Return the whole listing, keeping every character the same.

_ _ _ _ _

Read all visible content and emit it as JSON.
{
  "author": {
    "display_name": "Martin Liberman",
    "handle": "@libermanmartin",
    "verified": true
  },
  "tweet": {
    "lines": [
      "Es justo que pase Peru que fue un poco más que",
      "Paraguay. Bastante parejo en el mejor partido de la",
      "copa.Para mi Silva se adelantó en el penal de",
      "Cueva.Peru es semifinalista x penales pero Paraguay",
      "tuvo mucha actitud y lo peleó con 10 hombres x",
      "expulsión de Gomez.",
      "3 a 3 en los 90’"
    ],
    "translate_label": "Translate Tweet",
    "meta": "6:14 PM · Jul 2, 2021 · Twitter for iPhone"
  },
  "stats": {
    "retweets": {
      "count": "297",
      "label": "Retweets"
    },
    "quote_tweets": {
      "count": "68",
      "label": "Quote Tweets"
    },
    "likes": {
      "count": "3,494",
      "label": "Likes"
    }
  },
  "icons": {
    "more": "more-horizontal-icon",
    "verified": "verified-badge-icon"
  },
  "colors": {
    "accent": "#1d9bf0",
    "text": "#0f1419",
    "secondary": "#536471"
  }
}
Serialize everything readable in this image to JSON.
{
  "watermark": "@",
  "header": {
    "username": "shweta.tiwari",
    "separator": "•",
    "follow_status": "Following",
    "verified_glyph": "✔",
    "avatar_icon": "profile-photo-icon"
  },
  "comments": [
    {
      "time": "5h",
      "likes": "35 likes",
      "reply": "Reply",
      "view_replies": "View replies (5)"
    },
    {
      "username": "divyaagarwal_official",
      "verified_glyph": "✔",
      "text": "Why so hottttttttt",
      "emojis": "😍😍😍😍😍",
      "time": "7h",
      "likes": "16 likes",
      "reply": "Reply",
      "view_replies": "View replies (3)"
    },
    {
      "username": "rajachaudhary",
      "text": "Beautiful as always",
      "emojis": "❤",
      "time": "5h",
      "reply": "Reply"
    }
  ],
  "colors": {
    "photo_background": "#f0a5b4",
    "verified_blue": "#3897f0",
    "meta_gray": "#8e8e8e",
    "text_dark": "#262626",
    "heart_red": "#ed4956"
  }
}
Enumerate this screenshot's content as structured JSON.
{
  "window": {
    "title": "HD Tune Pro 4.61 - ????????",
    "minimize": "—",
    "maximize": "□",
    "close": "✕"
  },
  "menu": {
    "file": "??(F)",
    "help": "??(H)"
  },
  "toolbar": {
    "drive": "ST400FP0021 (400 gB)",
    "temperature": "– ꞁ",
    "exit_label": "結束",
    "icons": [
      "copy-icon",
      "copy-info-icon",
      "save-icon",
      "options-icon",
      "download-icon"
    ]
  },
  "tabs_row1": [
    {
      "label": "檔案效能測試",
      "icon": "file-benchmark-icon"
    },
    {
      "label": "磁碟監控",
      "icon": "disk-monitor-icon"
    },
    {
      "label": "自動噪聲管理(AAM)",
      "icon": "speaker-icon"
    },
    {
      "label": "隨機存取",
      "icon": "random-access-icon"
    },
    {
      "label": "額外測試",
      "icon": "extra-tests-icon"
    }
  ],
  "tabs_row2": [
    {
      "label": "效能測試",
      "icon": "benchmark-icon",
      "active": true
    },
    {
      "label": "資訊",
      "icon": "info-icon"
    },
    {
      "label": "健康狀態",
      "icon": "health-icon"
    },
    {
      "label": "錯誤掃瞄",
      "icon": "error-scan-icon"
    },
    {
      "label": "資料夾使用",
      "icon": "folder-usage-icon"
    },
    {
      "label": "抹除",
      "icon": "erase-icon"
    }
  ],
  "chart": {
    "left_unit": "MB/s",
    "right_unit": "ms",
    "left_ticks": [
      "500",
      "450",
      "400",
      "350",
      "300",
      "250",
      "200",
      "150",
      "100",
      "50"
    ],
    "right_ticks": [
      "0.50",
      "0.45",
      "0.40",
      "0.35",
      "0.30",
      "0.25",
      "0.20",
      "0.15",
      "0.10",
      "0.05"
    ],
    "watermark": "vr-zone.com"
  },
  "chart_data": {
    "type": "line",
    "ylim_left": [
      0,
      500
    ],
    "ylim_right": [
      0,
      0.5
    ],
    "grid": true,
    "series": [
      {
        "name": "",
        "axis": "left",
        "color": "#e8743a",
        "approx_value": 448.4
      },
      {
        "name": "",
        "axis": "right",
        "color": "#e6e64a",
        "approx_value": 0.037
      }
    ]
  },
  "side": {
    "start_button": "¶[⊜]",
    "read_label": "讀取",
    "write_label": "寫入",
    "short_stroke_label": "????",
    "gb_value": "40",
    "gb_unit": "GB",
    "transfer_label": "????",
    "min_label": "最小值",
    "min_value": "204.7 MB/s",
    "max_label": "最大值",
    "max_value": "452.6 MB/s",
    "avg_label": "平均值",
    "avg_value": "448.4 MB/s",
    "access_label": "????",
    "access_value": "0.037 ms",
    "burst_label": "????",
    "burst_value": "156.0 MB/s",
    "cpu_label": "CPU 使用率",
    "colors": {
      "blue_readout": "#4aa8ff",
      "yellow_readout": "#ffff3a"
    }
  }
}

_ _ _ _ _

### [REPLY TO THE TASK]
Read all visible content and emit it as JSON.
{
  "author": {
    "display_name": "Martin Liberman",
    "handle": "@libermanmartin",
    "verified": true
  },
  "tweet": {
    "lines": [
      "Es justo que pase Peru que fue un poco más que",
      "Paraguay. Bastante parejo en el mejor partido de la",
      "copa.Para mi Silva se adelantó en el penal de",
      "Cueva.Peru es semifinalista x penales pero Paraguay",
      "tuvo mucha actitud y lo peleó con 10 hombres x",
      "expulsión de Gomez.",
      "3 a 3 en los 90’"
    ],
    "translate_label": "Translate Tweet",
    "meta": "6:14 PM · Jul 2, 2021 · Twitter for iPhone"
  },
  "stats": {
    "retweets": {
      "count": "297",
      "label": "Retweets"
    },
    "quote_tweets": {
      "count": "68",
      "label": "Quote Tweets"
    },
    "likes": {
      "count": "3,494",
      "label": "Likes"
    }
  },
  "icons": {
    "more": "more-horizontal-icon",
    "verified": "verified-badge-icon"
  },
  "colors": {
    "accent": "#1d9bf0",
    "text": "#0f1419",
    "secondary": "#536471"
  }
}
Serialize everything readable in this image to JSON.
{
  "watermark": "@",
  "header": {
    "username": "shweta.tiwari",
    "separator": "•",
    "follow_status": "Following",
    "verified_glyph": "✔",
    "avatar_icon": "profile-photo-icon"
  },
  "comments": [
    {
      "time": "5h",
      "likes": "35 likes",
      "reply": "Reply",
      "view_replies": "View replies (5)"
    },
    {
      "username": "divyaagarwal_official",
      "verified_glyph": "✔",
      "text": "Why so hottttttttt",
      "emojis": "😍😍😍😍😍",
      "time": "7h",
      "likes": "16 likes",
      "reply": "Reply",
      "view_replies": "View replies (3)"
    },
    {
      "username": "rajachaudhary",
      "text": "Beautiful as always",
      "emojis": "❤",
      "time": "5h",
      "reply": "Reply"
    }
  ],
  "colors": {
    "photo_background": "#f0a5b4",
    "verified_blue": "#3897f0",
    "meta_gray": "#8e8e8e",
    "text_dark": "#262626",
    "heart_red": "#ed4956"
  }
}
Enumerate this screenshot's content as structured JSON.
{
  "window": {
    "title": "HD Tune Pro 4.61 - ????????",
    "minimize": "—",
    "maximize": "□",
    "close": "✕"
  },
  "menu": {
    "file": "??(F)",
    "help": "??(H)"
  },
  "toolbar": {
    "drive": "ST400FP0021 (400 gB)",
    "temperature": "– ꞁ",
    "exit_label": "結束",
    "icons": [
      "copy-icon",
      "copy-info-icon",
      "save-icon",
      "options-icon",
      "download-icon"
    ]
  },
  "tabs_row1": [
    {
      "label": "檔案效能測試",
      "icon": "file-benchmark-icon"
    },
    {
      "label": "磁碟監控",
      "icon": "disk-monitor-icon"
    },
    {
      "label": "自動噪聲管理(AAM)",
      "icon": "speaker-icon"
    },
    {
      "label": "隨機存取",
      "icon": "random-access-icon"
    },
    {
      "label": "額外測試",
      "icon": "extra-tests-icon"
    }
  ],
  "tabs_row2": [
    {
      "label": "效能測試",
      "icon": "benchmark-icon",
      "active": true
    },
    {
      "label": "資訊",
      "icon": "info-icon"
    },
    {
      "label": "健康狀態",
      "icon": "health-icon"
    },
    {
      "label": "錯誤掃瞄",
      "icon": "error-scan-icon"
    },
    {
      "label": "資料夾使用",
      "icon": "folder-usage-icon"
    },
    {
      "label": "抹除",
      "icon": "erase-icon"
    }
  ],
  "chart": {
    "left_unit": "MB/s",
    "right_unit": "ms",
    "left_ticks": [
      "500",
      "450",
      "400",
      "350",
      "300",
      "250",
      "200",
      "150",
      "100",
      "50"
    ],
    "right_ticks": [
      "0.50",
      "0.45",
      "0.40",
      "0.35",
      "0.30",
      "0.25",
      "0.20",
      "0.15",
      "0.10",
      "0.05"
    ],
    "watermark": "vr-zone.com"
  },
  "chart_data": {
    "type": "line",
    "ylim_left": [
      0,
      500
    ],
    "ylim_right": [
      0,
      0.5
    ],
    "grid": true,
    "series": [
      {
        "name": "",
        "axis": "left",
        "color": "#e8743a",
        "approx_value": 448.4
      },
      {
        "name": "",
        "axis": "right",
        "color": "#e6e64a",
        "approx_value": 0.037
      }
    ]
  },
  "side": {
    "start_button": "¶[⊜]",
    "read_label": "讀取",
    "write_label": "寫入",
    "short_stroke_label": "????",
    "gb_value": "40",
    "gb_unit": "GB",
    "transfer_label": "????",
    "min_label": "最小值",
    "min_value": "204.7 MB/s",
    "max_label": "最大值",
    "max_value": "452.6 MB/s",
    "avg_label": "平均值",
    "avg_value": "448.4 MB/s",
    "access_label": "????",
    "access_value": "0.037 ms",
    "burst_label": "????",
    "burst_value": "156.0 MB/s",
    "cpu_label": "CPU 使用率",
    "colors": {
      "blue_readout": "#4aa8ff",
      "yellow_readout": "#ffff3a"
    }
  }
}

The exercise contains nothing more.